What this task involves - Rewrite the rows below, changing each "bar-segment-on-seotud" to "bar-segment-related" and keeping all other text unchanged. Omit the pictures from your answer.

**** Supplied entries

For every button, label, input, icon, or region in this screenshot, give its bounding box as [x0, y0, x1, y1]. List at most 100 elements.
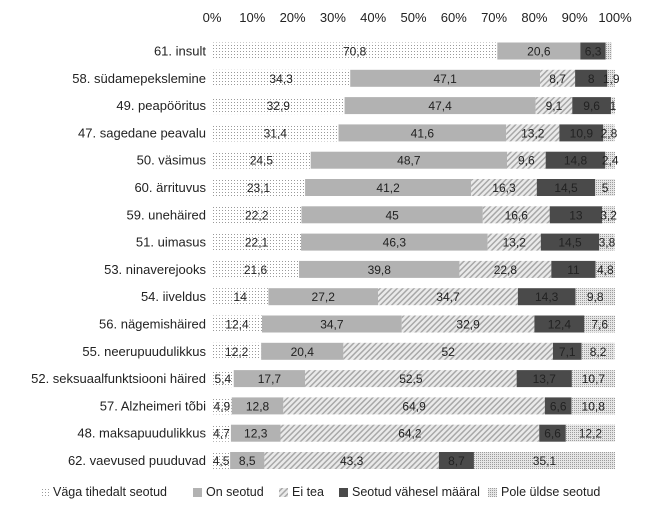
bar-row: 14 27,2 34,7 14,3 9,8: [212, 288, 615, 306]
data-label: 31,4: [264, 126, 288, 140]
bar-segment-pole-uldse-seotud: [571, 370, 615, 388]
data-label: 52,5: [399, 372, 423, 386]
bar-segment-pole-uldse-seotud: [605, 151, 615, 169]
x-axis: 0% 10% 20% 30% 40% 50% 60% 70% 80% 90% 100%: [203, 10, 632, 25]
bar-segment-pole-uldse-seotud: [610, 97, 615, 115]
data-label: 5: [602, 181, 609, 195]
bar-row: 22,2 45 16,6 13 3,2: [212, 206, 617, 224]
data-label: 32,9: [456, 318, 480, 332]
legend: Väga tihedalt seotud On seotud Ei tea Seotu…: [40, 485, 600, 499]
bar-segment-on-seotud: [338, 124, 507, 142]
bar-segment-seotud-vahesel-maaral: [572, 97, 611, 115]
bar-segment-pole-uldse-seotud: [575, 288, 615, 306]
bar-segment-on-seotud: [497, 42, 581, 60]
x-tick-label: 50%: [400, 10, 426, 25]
data-label: 41,6: [411, 126, 435, 140]
bar-segment-seotud-vahesel-maaral: [545, 151, 606, 169]
data-label: 4,8: [597, 263, 614, 277]
data-label: 6,6: [544, 427, 561, 441]
data-label: 9,6: [583, 99, 600, 113]
bar-segment-vaga-tihedalt-seotud: [212, 206, 302, 224]
bar-segment-ei-tea: [487, 233, 541, 251]
data-label: 4,9: [214, 399, 231, 413]
bar-segment-vaga-tihedalt-seotud: [212, 452, 231, 469]
data-label: 9,8: [587, 290, 604, 304]
bar-segment-on-seotud: [261, 315, 402, 333]
data-label: 12,3: [244, 427, 268, 441]
data-label: 14: [234, 290, 248, 304]
data-label: 8,7: [448, 454, 465, 468]
bar-segment-ei-tea: [482, 206, 550, 224]
data-label: 46,3: [383, 236, 407, 250]
bar-segment-on-seotud: [344, 97, 536, 115]
bar-segment-on-seotud: [261, 342, 344, 360]
data-label: 32,9: [267, 99, 291, 113]
bar-segment-on-seotud: [350, 69, 541, 87]
bar-segment-ei-tea: [506, 151, 546, 169]
data-label: 64,9: [402, 399, 426, 413]
bar-segment-on-seotud: [231, 397, 284, 415]
data-label: 47,4: [428, 99, 452, 113]
bar-segment-pole-uldse-seotud: [581, 342, 615, 360]
bar-segment-seotud-vahesel-maaral: [544, 397, 572, 415]
data-label: 12,2: [579, 427, 603, 441]
bar-segment-seotud-vahesel-maaral: [575, 69, 608, 87]
category-label: 53. ninaverejooks: [104, 262, 206, 277]
bar-segment-on-seotud: [305, 179, 472, 196]
legend-label: Ei tea: [292, 485, 324, 499]
data-label: 8,2: [590, 345, 607, 359]
data-label: 14,5: [554, 181, 578, 195]
data-label: 8,5: [239, 454, 256, 468]
bar-segment-pole-uldse-seotud: [571, 397, 615, 415]
bar-segment-vaga-tihedalt-seotud: [212, 124, 339, 142]
bar-segment-ei-tea: [283, 397, 545, 415]
legend-swatch: [339, 488, 348, 497]
data-label: 23,1: [247, 181, 271, 195]
data-label: 35,1: [533, 454, 557, 468]
x-tick-label: 40%: [360, 10, 386, 25]
data-label: 13,7: [533, 372, 557, 386]
category-label: 62. vaevused puuduvad: [68, 453, 206, 468]
bar-segment-ei-tea: [305, 370, 517, 388]
data-label: 14,3: [535, 290, 559, 304]
bar-segment-seotud-vahesel-maaral: [438, 452, 474, 469]
data-label: 10,7: [582, 372, 606, 386]
bar-segment-pole-uldse-seotud: [595, 179, 615, 196]
bar-row: 32,9 47,4 9,1 9,6 1: [212, 97, 617, 115]
bar-segment-on-seotud: [301, 233, 488, 251]
x-tick-label: 100%: [598, 10, 632, 25]
bar-segment-seotud-vahesel-maaral: [580, 42, 606, 60]
data-label: 10,9: [570, 126, 594, 140]
data-label: 64,2: [398, 427, 422, 441]
data-label: 24,5: [250, 154, 274, 168]
bar-segment-pole-uldse-seotud: [605, 42, 612, 60]
data-label: 7,6: [591, 318, 608, 332]
data-label: 11: [567, 263, 580, 277]
bar-segment-on-seotud: [268, 288, 379, 306]
data-label: 1,9: [603, 72, 620, 86]
bar-segment-vaga-tihedalt-seotud: [212, 315, 262, 333]
bar-segment-ei-tea: [378, 288, 518, 306]
x-tick-label: 70%: [481, 10, 507, 25]
bar-segment-vaga-tihedalt-seotud: [212, 151, 311, 169]
data-label: 12,2: [225, 345, 249, 359]
data-label: 9,1: [546, 99, 563, 113]
data-label: 43,3: [340, 454, 364, 468]
data-label: 45: [385, 208, 399, 222]
data-label: 13,2: [521, 126, 545, 140]
data-label: 13,2: [503, 236, 527, 250]
bar-segment-vaga-tihedalt-seotud: [212, 233, 302, 251]
bar-segment-vaga-tihedalt-seotud: [212, 342, 262, 360]
bar-segment-vaga-tihedalt-seotud: [212, 42, 498, 60]
bar-segment-pole-uldse-seotud: [602, 206, 615, 224]
bar-segment-vaga-tihedalt-seotud: [212, 397, 232, 415]
category-label: 58. südamepekslemine: [72, 71, 206, 86]
x-tick-label: 80%: [521, 10, 547, 25]
data-label: 21,6: [244, 263, 268, 277]
data-label: 10,8: [582, 399, 606, 413]
bar-segment-ei-tea: [471, 179, 537, 196]
data-label: 3,2: [600, 208, 617, 222]
category-label: 51. uimasus: [136, 235, 207, 250]
bar-segment-pole-uldse-seotud: [603, 124, 615, 142]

********

Final result -
For every button, label, input, icon, or region in this screenshot, give its bounding box as [x0, y0, x1, y1]. List at most 100 elements.
bar-row: 14 27,2 34,7 14,3 9,8: [212, 288, 615, 306]
data-label: 31,4: [264, 126, 288, 140]
bar-segment-pole-uldse-seotud: [571, 370, 615, 388]
data-label: 52,5: [399, 372, 423, 386]
bar-segment-pole-uldse-seotud: [605, 151, 615, 169]
x-axis: 0% 10% 20% 30% 40% 50% 60% 70% 80% 90% 100%: [203, 10, 632, 25]
bar-segment-pole-uldse-seotud: [610, 97, 615, 115]
data-label: 5: [602, 181, 609, 195]
bar-row: 22,2 45 16,6 13 3,2: [212, 206, 617, 224]
data-label: 32,9: [456, 318, 480, 332]
legend: Väga tihedalt seotud On seotud Ei tea Seotu…: [40, 485, 600, 499]
bar-segment-related: [338, 124, 507, 142]
bar-segment-seotud-vahesel-maaral: [572, 97, 611, 115]
bar-segment-pole-uldse-seotud: [575, 288, 615, 306]
bar-segment-related: [497, 42, 581, 60]
x-tick-label: 50%: [400, 10, 426, 25]
data-label: 41,6: [411, 126, 435, 140]
bar-segment-seotud-vahesel-maaral: [545, 151, 606, 169]
data-label: 4,8: [597, 263, 614, 277]
data-label: 6,6: [544, 427, 561, 441]
data-label: 9,6: [583, 99, 600, 113]
bar-segment-vaga-tihedalt-seotud: [212, 206, 302, 224]
bar-segment-ei-tea: [487, 233, 541, 251]
data-label: 4,9: [214, 399, 231, 413]
bar-segment-vaga-tihedalt-seotud: [212, 452, 231, 469]
data-label: 9,8: [587, 290, 604, 304]
bar-segment-related: [261, 315, 402, 333]
data-label: 12,3: [244, 427, 268, 441]
data-label: 14: [234, 290, 248, 304]
data-label: 8,7: [448, 454, 465, 468]
bar-segment-ei-tea: [482, 206, 550, 224]
data-label: 46,3: [383, 236, 407, 250]
bar-segment-related: [344, 97, 536, 115]
bar-segment-related: [261, 342, 344, 360]
data-label: 32,9: [267, 99, 291, 113]
bar-segment-related: [350, 69, 541, 87]
bar-segment-ei-tea: [506, 151, 546, 169]
data-label: 64,9: [402, 399, 426, 413]
bar-segment-related: [231, 397, 284, 415]
data-label: 47,4: [428, 99, 452, 113]
bar-segment-pole-uldse-seotud: [581, 342, 615, 360]
bar-segment-seotud-vahesel-maaral: [544, 397, 572, 415]
data-label: 12,2: [579, 427, 603, 441]
bar-segment-seotud-vahesel-maaral: [575, 69, 608, 87]
category-label: 53. ninaverejooks: [104, 262, 206, 277]
bar-segment-related: [305, 179, 472, 196]
legend-label: Ei tea: [292, 485, 324, 499]
data-label: 8,2: [590, 345, 607, 359]
data-label: 14,5: [554, 181, 578, 195]
data-label: 8,5: [239, 454, 256, 468]
bar-segment-pole-uldse-seotud: [571, 397, 615, 415]
bar-segment-vaga-tihedalt-seotud: [212, 124, 339, 142]
bar-segment-ei-tea: [283, 397, 545, 415]
legend-swatch: [339, 488, 348, 497]
data-label: 23,1: [247, 181, 271, 195]
data-label: 35,1: [533, 454, 557, 468]
x-tick-label: 40%: [360, 10, 386, 25]
data-label: 13,7: [533, 372, 557, 386]
category-label: 62. vaevused puuduvad: [68, 453, 206, 468]
bar-segment-ei-tea: [305, 370, 517, 388]
data-label: 14,3: [535, 290, 559, 304]
bar-segment-seotud-vahesel-maaral: [438, 452, 474, 469]
data-label: 10,7: [582, 372, 606, 386]
bar-segment-pole-uldse-seotud: [595, 179, 615, 196]
bar-row: 32,9 47,4 9,1 9,6 1: [212, 97, 617, 115]
bar-segment-related: [301, 233, 488, 251]
x-tick-label: 100%: [598, 10, 632, 25]
bar-segment-seotud-vahesel-maaral: [580, 42, 606, 60]
data-label: 10,9: [570, 126, 594, 140]
data-label: 64,2: [398, 427, 422, 441]
data-label: 24,5: [250, 154, 274, 168]
bar-segment-pole-uldse-seotud: [605, 42, 612, 60]
data-label: 7,6: [591, 318, 608, 332]
data-label: 11: [567, 263, 580, 277]
bar-segment-related: [268, 288, 379, 306]
data-label: 1,9: [603, 72, 620, 86]
bar-segment-vaga-tihedalt-seotud: [212, 315, 262, 333]
bar-segment-ei-tea: [378, 288, 518, 306]
x-tick-label: 70%: [481, 10, 507, 25]
bar-segment-vaga-tihedalt-seotud: [212, 151, 311, 169]
data-label: 12,2: [225, 345, 249, 359]
data-label: 9,1: [546, 99, 563, 113]
data-label: 43,3: [340, 454, 364, 468]
data-label: 45: [385, 208, 399, 222]
data-label: 13,2: [521, 126, 545, 140]
data-label: 13,2: [503, 236, 527, 250]
bar-segment-vaga-tihedalt-seotud: [212, 233, 302, 251]
bar-segment-vaga-tihedalt-seotud: [212, 342, 262, 360]
bar-segment-vaga-tihedalt-seotud: [212, 42, 498, 60]
bar-segment-pole-uldse-seotud: [602, 206, 615, 224]
bar-segment-vaga-tihedalt-seotud: [212, 397, 232, 415]
category-label: 58. südamepekslemine: [72, 71, 206, 86]
x-tick-label: 80%: [521, 10, 547, 25]
data-label: 21,6: [244, 263, 268, 277]
data-label: 10,8: [582, 399, 606, 413]
bar-segment-ei-tea: [471, 179, 537, 196]
data-label: 3,2: [600, 208, 617, 222]
category-label: 51. uimasus: [136, 235, 207, 250]
bar-segment-pole-uldse-seotud: [603, 124, 615, 142]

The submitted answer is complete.